Requirements: Copy out every one of the following lines without changing them, and omit the pictures from your copy.

Data shown:

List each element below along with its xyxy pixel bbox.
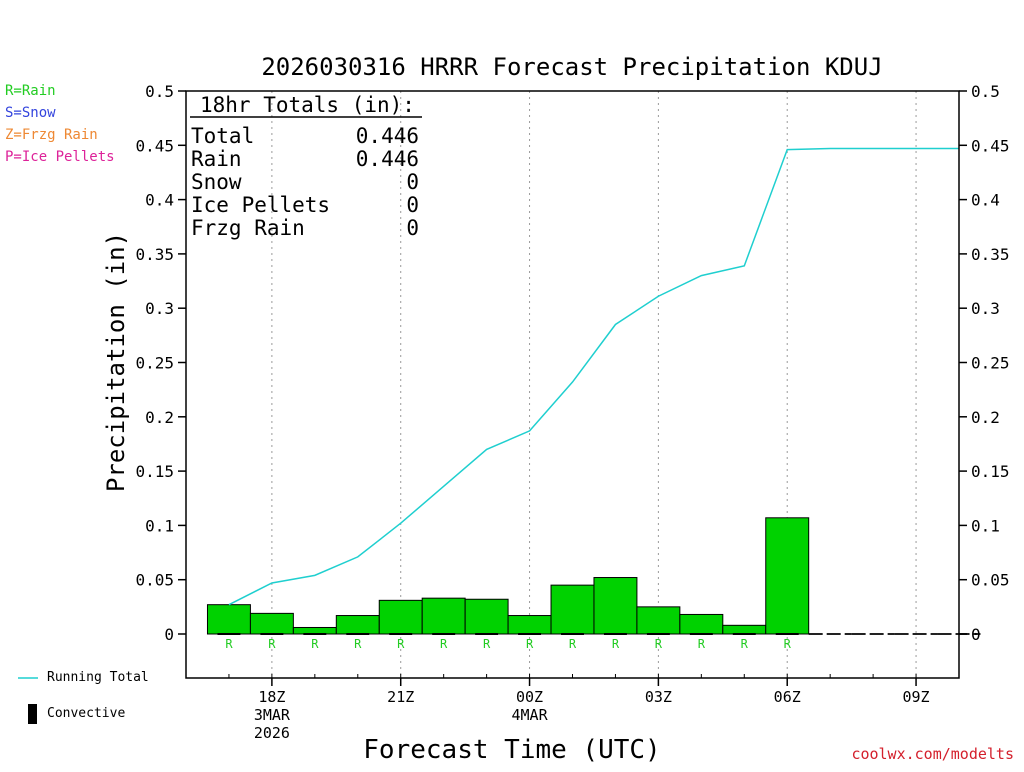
precip-type-label: R <box>526 637 534 651</box>
legend-key-snow: S=Snow <box>5 105 56 121</box>
precip-bar <box>636 606 681 635</box>
x-axis-label: Forecast Time (UTC) <box>363 735 660 765</box>
legend-key-frzg-rain: Z=Frzg Rain <box>5 127 98 143</box>
chart-title: 2026030316 HRRR Forecast Precipitation K… <box>261 53 882 81</box>
y-tick-label-right: 0 <box>971 625 981 644</box>
grid-layer <box>271 91 917 678</box>
totals-row-label: Total <box>191 124 254 148</box>
x-tick-label: 21Z <box>387 688 414 706</box>
totals-box: 18hr Totals (in): Total 0.446 Rain 0.446 Snow… <box>190 93 422 240</box>
y-tick-label-right: 0.35 <box>971 245 1010 264</box>
legend-key-rain: R=Rain <box>5 83 56 99</box>
running-total-layer <box>228 147 959 606</box>
precip-type-label: R <box>440 637 448 651</box>
y-tick-label-left: 0.45 <box>135 136 174 155</box>
y-tick-label-right: 0.2 <box>971 408 1000 427</box>
precip-type-label: R <box>311 637 319 651</box>
x-tick-label: 03Z <box>645 688 672 706</box>
totals-row-label: Frzg Rain <box>191 216 305 240</box>
y-tick-label-left: 0.4 <box>145 191 174 210</box>
legend-key-ice-pellets: P=Ice Pellets <box>5 149 115 165</box>
y-tick-label-right: 0.4 <box>971 191 1000 210</box>
y-tick-label-right: 0.25 <box>971 354 1010 373</box>
y-tick-label-right: 0.15 <box>971 462 1010 481</box>
convective-legend-swatch <box>28 704 37 724</box>
y-tick-label-right: 0.1 <box>971 516 1000 535</box>
running-total-line <box>228 147 959 606</box>
x-tick-label: 00Z <box>516 688 543 706</box>
totals-row-value: 0.446 <box>356 124 419 148</box>
precip-bar <box>507 615 552 635</box>
x-tick-label: 09Z <box>903 688 930 706</box>
x-tick-label: 06Z <box>774 688 801 706</box>
precip-bar <box>550 584 595 635</box>
precip-bar <box>206 604 251 635</box>
totals-heading: 18hr Totals (in): <box>200 93 415 117</box>
y-tick-label-right: 0.3 <box>971 299 1000 318</box>
y-tick-label-left: 0.05 <box>135 571 174 590</box>
totals-row-value: 0.446 <box>356 147 419 171</box>
precip-bar <box>722 624 767 635</box>
y-tick-label-left: 0.35 <box>135 245 174 264</box>
totals-row-value: 0 <box>406 216 419 240</box>
y-tick-label-left: 0.1 <box>145 516 174 535</box>
bottom-legend-marks <box>18 677 38 724</box>
credit-link[interactable]: coolwx.com/modelts <box>851 745 1014 763</box>
precip-type-label: R <box>354 637 362 651</box>
precip-bar <box>593 577 638 635</box>
y-tick-label-left: 0 <box>164 625 174 644</box>
precip-bar <box>765 517 810 635</box>
precip-type-label: R <box>655 637 663 651</box>
totals-row-label: Rain <box>191 147 242 171</box>
running-total-legend-label: Running Total <box>47 670 149 685</box>
y-tick-label-right: 0.45 <box>971 136 1010 155</box>
precip-bar <box>378 599 423 635</box>
y-tick-label-right: 0.05 <box>971 571 1010 590</box>
x-tick-label: 18Z <box>258 688 285 706</box>
x-tick-label: 3MAR <box>254 706 291 724</box>
y-tick-label-left: 0.15 <box>135 462 174 481</box>
y-tick-label-left: 0.2 <box>145 408 174 427</box>
totals-row-value: 0 <box>406 193 419 217</box>
precip-type-label: R <box>612 637 620 651</box>
x-tick-label: 2026 <box>254 724 290 742</box>
y-tick-label-left: 0.3 <box>145 299 174 318</box>
precip-bar <box>679 613 724 635</box>
precip-bar <box>249 612 294 635</box>
y-tick-label-right: 0.5 <box>971 82 1000 101</box>
convective-legend-label: Convective <box>47 706 126 721</box>
precip-bar <box>464 598 509 635</box>
totals-row-label: Ice Pellets <box>191 193 330 217</box>
y-axis-label: Precipitation (in) <box>102 232 130 492</box>
precip-type-label: R <box>741 637 749 651</box>
precip-type-label: R <box>698 637 706 651</box>
axes-layer: 0 00.05 0.050.1 0.10.15 0.150.2 0.20.25 0.250.… <box>135 82 1009 742</box>
y-tick-label-left: 0.5 <box>145 82 174 101</box>
y-tick-label-left: 0.25 <box>135 354 174 373</box>
precip-type-label: R <box>225 637 233 651</box>
totals-row-label: Snow <box>191 170 242 194</box>
precip-bar <box>421 597 466 635</box>
totals-row-value: 0 <box>406 170 419 194</box>
precip-type-label: R <box>397 637 405 651</box>
precip-type-label: R <box>483 637 491 651</box>
precip-bar <box>335 615 380 635</box>
precip-type-label: R <box>784 637 792 651</box>
precip-type-label: R <box>268 637 276 651</box>
precip-type-label: R <box>569 637 577 651</box>
x-tick-label: 4MAR <box>511 706 548 724</box>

Answer:
List each element below along with its xyxy pixel bbox.
precip-type-label: R <box>526 637 534 651</box>
legend-key-snow: S=Snow <box>5 105 56 121</box>
precip-bar <box>636 606 681 635</box>
x-axis-label: Forecast Time (UTC) <box>363 735 660 765</box>
legend-key-frzg-rain: Z=Frzg Rain <box>5 127 98 143</box>
chart-title: 2026030316 HRRR Forecast Precipitation K… <box>261 53 882 81</box>
y-tick-label-right: 0 <box>971 625 981 644</box>
grid-layer <box>271 91 917 678</box>
totals-row-label: Total <box>191 124 254 148</box>
x-tick-label: 21Z <box>387 688 414 706</box>
totals-box: 18hr Totals (in): Total 0.446 Rain 0.446 Snow… <box>190 93 422 240</box>
y-tick-label-right: 0.35 <box>971 245 1010 264</box>
legend-key-rain: R=Rain <box>5 83 56 99</box>
running-total-layer <box>228 147 959 606</box>
precip-type-label: R <box>440 637 448 651</box>
y-tick-label-left: 0.45 <box>135 136 174 155</box>
y-tick-label-right: 0.2 <box>971 408 1000 427</box>
precip-type-label: R <box>311 637 319 651</box>
x-tick-label: 03Z <box>645 688 672 706</box>
totals-row-label: Frzg Rain <box>191 216 305 240</box>
y-tick-label-left: 0.4 <box>145 191 174 210</box>
legend-key-ice-pellets: P=Ice Pellets <box>5 149 115 165</box>
y-tick-label-right: 0.4 <box>971 191 1000 210</box>
y-tick-label-right: 0.25 <box>971 354 1010 373</box>
y-tick-label-right: 0.15 <box>971 462 1010 481</box>
convective-legend-swatch <box>28 704 37 724</box>
y-tick-label-right: 0.1 <box>971 516 1000 535</box>
running-total-line <box>228 147 959 606</box>
x-tick-label: 00Z <box>516 688 543 706</box>
totals-row-value: 0.446 <box>356 124 419 148</box>
precip-bar <box>507 615 552 635</box>
x-tick-label: 09Z <box>903 688 930 706</box>
x-tick-label: 06Z <box>774 688 801 706</box>
precip-bar <box>550 584 595 635</box>
precip-bar <box>206 604 251 635</box>
totals-heading: 18hr Totals (in): <box>200 93 415 117</box>
y-tick-label-right: 0.3 <box>971 299 1000 318</box>
y-tick-label-left: 0.05 <box>135 571 174 590</box>
totals-row-value: 0.446 <box>356 147 419 171</box>
precip-bar <box>722 624 767 635</box>
y-tick-label-left: 0.35 <box>135 245 174 264</box>
totals-row-value: 0 <box>406 216 419 240</box>
y-tick-label-left: 0.1 <box>145 516 174 535</box>
bottom-legend-marks <box>18 677 38 724</box>
credit-link[interactable]: coolwx.com/modelts <box>851 745 1014 763</box>
precip-type-label: R <box>354 637 362 651</box>
precip-bar <box>593 577 638 635</box>
y-tick-label-left: 0 <box>164 625 174 644</box>
precip-bar <box>765 517 810 635</box>
precip-type-label: R <box>655 637 663 651</box>
totals-row-label: Rain <box>191 147 242 171</box>
running-total-legend-label: Running Total <box>47 670 149 685</box>
y-tick-label-right: 0.45 <box>971 136 1010 155</box>
precip-bar <box>378 599 423 635</box>
y-tick-label-right: 0.05 <box>971 571 1010 590</box>
x-tick-label: 18Z <box>258 688 285 706</box>
x-tick-label: 3MAR <box>254 706 291 724</box>
y-tick-label-left: 0.15 <box>135 462 174 481</box>
y-tick-label-left: 0.2 <box>145 408 174 427</box>
totals-row-value: 0 <box>406 193 419 217</box>
precip-type-label: R <box>612 637 620 651</box>
x-tick-label: 2026 <box>254 724 290 742</box>
y-tick-label-left: 0.3 <box>145 299 174 318</box>
precip-bar <box>679 613 724 635</box>
precip-bar <box>249 612 294 635</box>
y-tick-label-right: 0.5 <box>971 82 1000 101</box>
convective-legend-label: Convective <box>47 706 126 721</box>
precip-bar <box>464 598 509 635</box>
totals-row-label: Ice Pellets <box>191 193 330 217</box>
y-axis-label: Precipitation (in) <box>102 232 130 492</box>
precip-type-label: R <box>741 637 749 651</box>
precip-type-label: R <box>698 637 706 651</box>
axes-layer: 0 00.05 0.050.1 0.10.15 0.150.2 0.20.25 0.250.… <box>135 82 1009 742</box>
y-tick-label-left: 0.5 <box>145 82 174 101</box>
y-tick-label-left: 0.25 <box>135 354 174 373</box>
precip-type-label: R <box>225 637 233 651</box>
totals-row-label: Snow <box>191 170 242 194</box>
precip-bar <box>421 597 466 635</box>
totals-row-value: 0 <box>406 170 419 194</box>
precip-type-label: R <box>397 637 405 651</box>
precip-type-label: R <box>483 637 491 651</box>
precip-bar <box>335 615 380 635</box>
precip-type-label: R <box>784 637 792 651</box>
precip-type-label: R <box>268 637 276 651</box>
precip-type-label: R <box>569 637 577 651</box>
x-tick-label: 4MAR <box>511 706 548 724</box>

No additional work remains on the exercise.